▸ **Problem description**
Give back the full listing verbatim, apart from its images.
** START **
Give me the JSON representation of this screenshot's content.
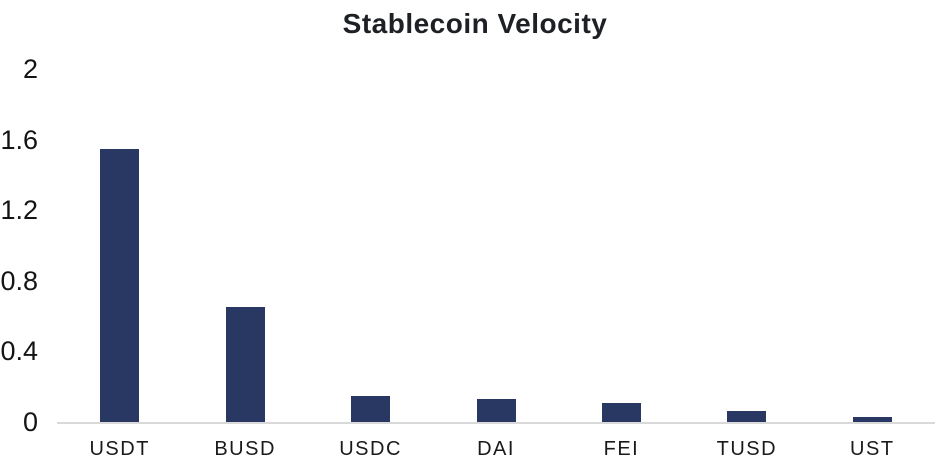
{
  "chart": {
    "title": "Stablecoin Velocity"
  },
  "chart_data": {
    "type": "bar",
    "title": "Stablecoin Velocity",
    "categories": [
      "USDT",
      "BUSD",
      "USDC",
      "DAI",
      "FEI",
      "TUSD",
      "UST"
    ],
    "values": [
      1.55,
      0.65,
      0.15,
      0.13,
      0.11,
      0.06,
      0.03
    ],
    "xlabel": "",
    "ylabel": "",
    "ylim": [
      0,
      2
    ],
    "yticks": [
      0,
      0.4,
      0.8,
      1.2,
      1.6,
      2
    ],
    "grid": false,
    "legend": false,
    "bar_color": "#283862",
    "axis_line_color": "#d9d9d9",
    "title_color": "#1d2025",
    "tick_label_color": "#141414"
  }
}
** END **
▸ **Problem solution**
Give me the JSON representation of this screenshot's content.
{
  "chart": {
    "title": "Stablecoin Velocity"
  },
  "chart_data": {
    "type": "bar",
    "title": "Stablecoin Velocity",
    "categories": [
      "USDT",
      "BUSD",
      "USDC",
      "DAI",
      "FEI",
      "TUSD",
      "UST"
    ],
    "values": [
      1.55,
      0.65,
      0.15,
      0.13,
      0.11,
      0.06,
      0.03
    ],
    "xlabel": "",
    "ylabel": "",
    "ylim": [
      0,
      2
    ],
    "yticks": [
      0,
      0.4,
      0.8,
      1.2,
      1.6,
      2
    ],
    "grid": false,
    "legend": false,
    "bar_color": "#283862",
    "axis_line_color": "#d9d9d9",
    "title_color": "#1d2025",
    "tick_label_color": "#141414"
  }
}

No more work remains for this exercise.